TASK DIRECTIONS -> Set down each entry exactly as given; pictures should not appear in the copy.

▽

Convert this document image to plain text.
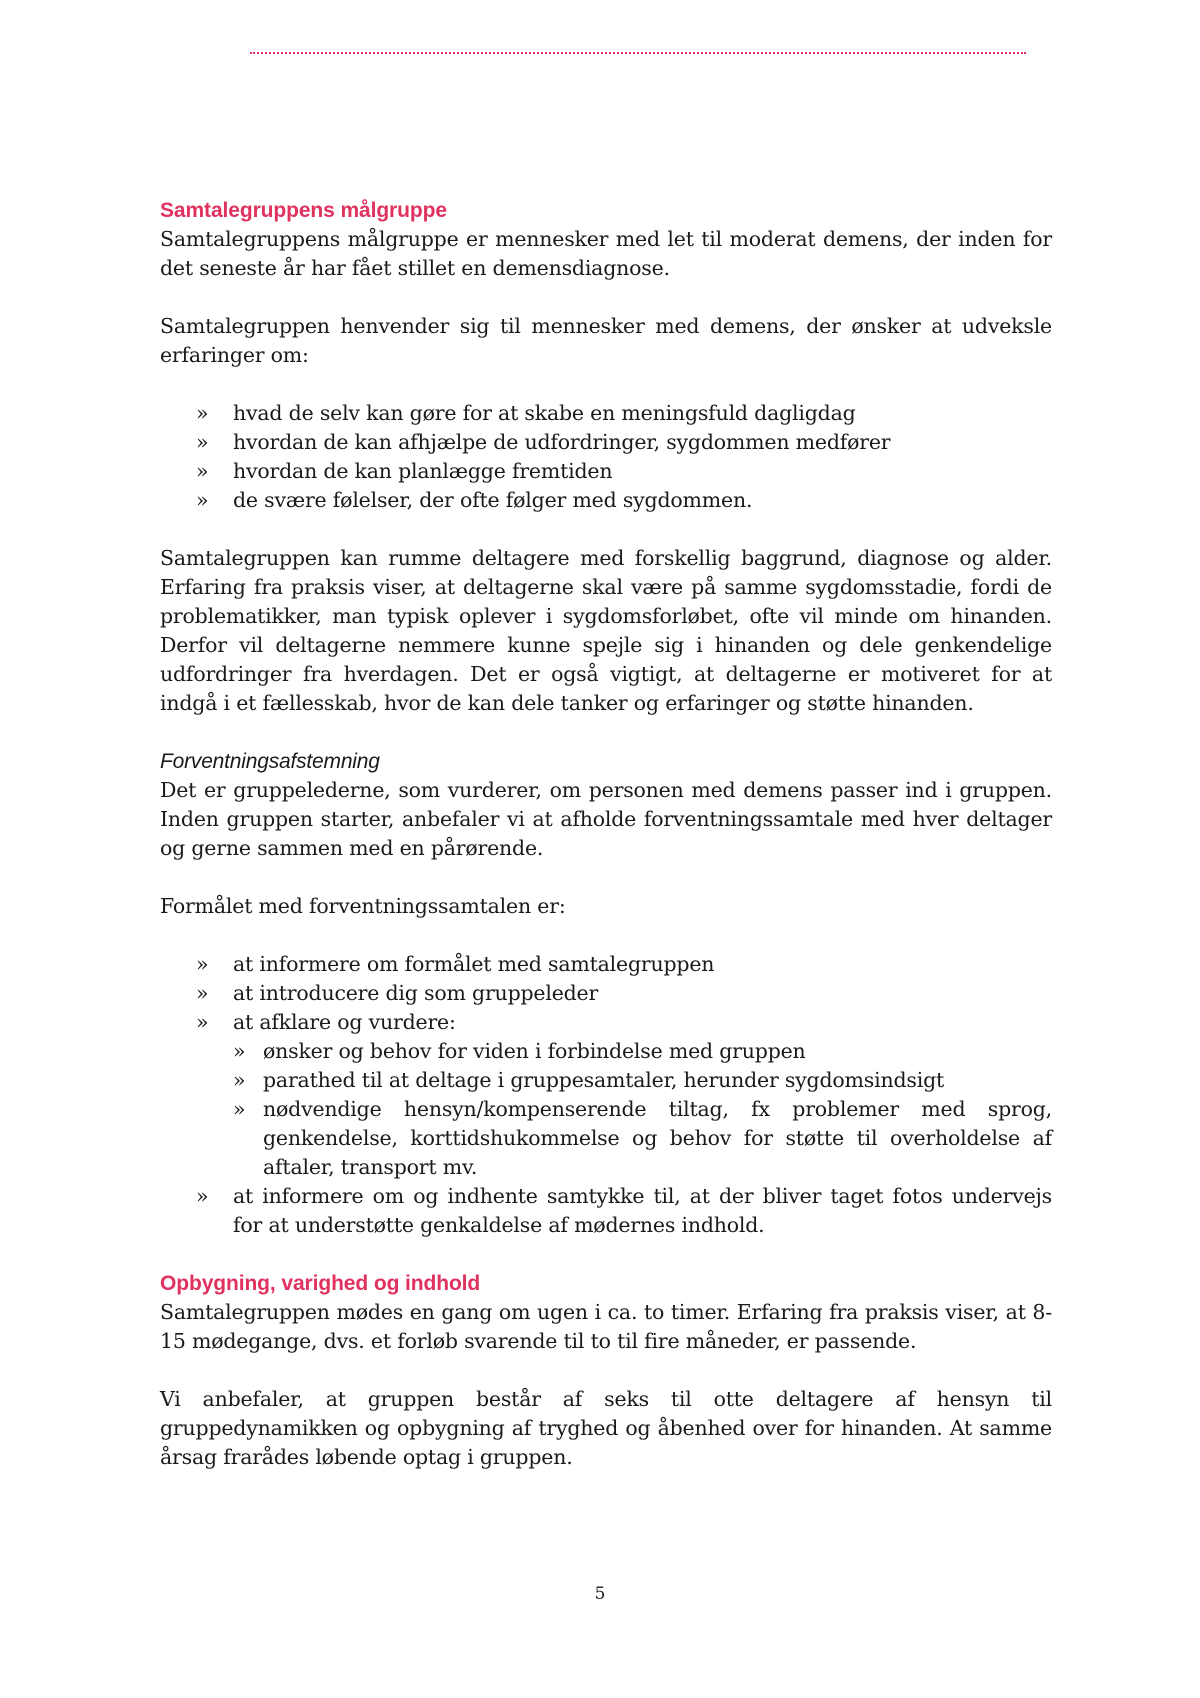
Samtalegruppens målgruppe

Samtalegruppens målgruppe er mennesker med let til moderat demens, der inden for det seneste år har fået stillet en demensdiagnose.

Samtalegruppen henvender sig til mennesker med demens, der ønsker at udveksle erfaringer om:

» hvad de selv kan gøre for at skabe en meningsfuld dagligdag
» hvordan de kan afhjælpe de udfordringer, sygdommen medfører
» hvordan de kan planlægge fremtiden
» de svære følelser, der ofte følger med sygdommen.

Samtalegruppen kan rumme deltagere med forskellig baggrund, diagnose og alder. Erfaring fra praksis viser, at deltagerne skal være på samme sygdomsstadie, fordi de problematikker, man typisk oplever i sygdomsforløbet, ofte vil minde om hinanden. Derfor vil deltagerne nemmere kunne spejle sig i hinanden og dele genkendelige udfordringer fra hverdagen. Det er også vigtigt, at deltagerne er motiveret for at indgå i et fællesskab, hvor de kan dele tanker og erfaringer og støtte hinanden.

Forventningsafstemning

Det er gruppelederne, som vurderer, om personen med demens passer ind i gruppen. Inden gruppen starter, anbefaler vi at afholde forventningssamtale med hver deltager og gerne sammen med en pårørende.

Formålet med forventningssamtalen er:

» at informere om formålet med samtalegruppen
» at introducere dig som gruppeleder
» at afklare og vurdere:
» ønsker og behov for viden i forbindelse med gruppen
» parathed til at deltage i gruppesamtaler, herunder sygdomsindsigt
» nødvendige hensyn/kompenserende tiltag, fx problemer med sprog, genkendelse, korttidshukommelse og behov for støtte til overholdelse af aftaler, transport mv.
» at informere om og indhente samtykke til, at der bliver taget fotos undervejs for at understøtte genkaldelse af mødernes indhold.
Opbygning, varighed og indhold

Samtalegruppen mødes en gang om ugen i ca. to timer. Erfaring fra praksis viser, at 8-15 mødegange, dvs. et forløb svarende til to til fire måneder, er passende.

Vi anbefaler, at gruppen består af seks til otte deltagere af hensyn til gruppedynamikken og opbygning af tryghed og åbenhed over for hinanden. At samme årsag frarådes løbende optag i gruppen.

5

△

RESULT OF THE TASK ->
Convert this document image to plain text.
Samtalegruppens målgruppe

Samtalegruppens målgruppe er mennesker med let til moderat demens, der inden for det seneste år har fået stillet en demensdiagnose.

Samtalegruppen henvender sig til mennesker med demens, der ønsker at udveksle erfaringer om:

» hvad de selv kan gøre for at skabe en meningsfuld dagligdag
» hvordan de kan afhjælpe de udfordringer, sygdommen medfører
» hvordan de kan planlægge fremtiden
» de svære følelser, der ofte følger med sygdommen.

Samtalegruppen kan rumme deltagere med forskellig baggrund, diagnose og alder. Erfaring fra praksis viser, at deltagerne skal være på samme sygdomsstadie, fordi de problematikker, man typisk oplever i sygdomsforløbet, ofte vil minde om hinanden. Derfor vil deltagerne nemmere kunne spejle sig i hinanden og dele genkendelige udfordringer fra hverdagen. Det er også vigtigt, at deltagerne er motiveret for at indgå i et fællesskab, hvor de kan dele tanker og erfaringer og støtte hinanden.

Forventningsafstemning

Det er gruppelederne, som vurderer, om personen med demens passer ind i gruppen. Inden gruppen starter, anbefaler vi at afholde forventningssamtale med hver deltager og gerne sammen med en pårørende.

Formålet med forventningssamtalen er:

» at informere om formålet med samtalegruppen
» at introducere dig som gruppeleder
» at afklare og vurdere:
» ønsker og behov for viden i forbindelse med gruppen
» parathed til at deltage i gruppesamtaler, herunder sygdomsindsigt
» nødvendige hensyn/kompenserende tiltag, fx problemer med sprog, genkendelse, korttidshukommelse og behov for støtte til overholdelse af aftaler, transport mv.
» at informere om og indhente samtykke til, at der bliver taget fotos undervejs for at understøtte genkaldelse af mødernes indhold.
Opbygning, varighed og indhold

Samtalegruppen mødes en gang om ugen i ca. to timer. Erfaring fra praksis viser, at 8-15 mødegange, dvs. et forløb svarende til to til fire måneder, er passende.

Vi anbefaler, at gruppen består af seks til otte deltagere af hensyn til gruppedynamikken og opbygning af tryghed og åbenhed over for hinanden. At samme årsag frarådes løbende optag i gruppen.

5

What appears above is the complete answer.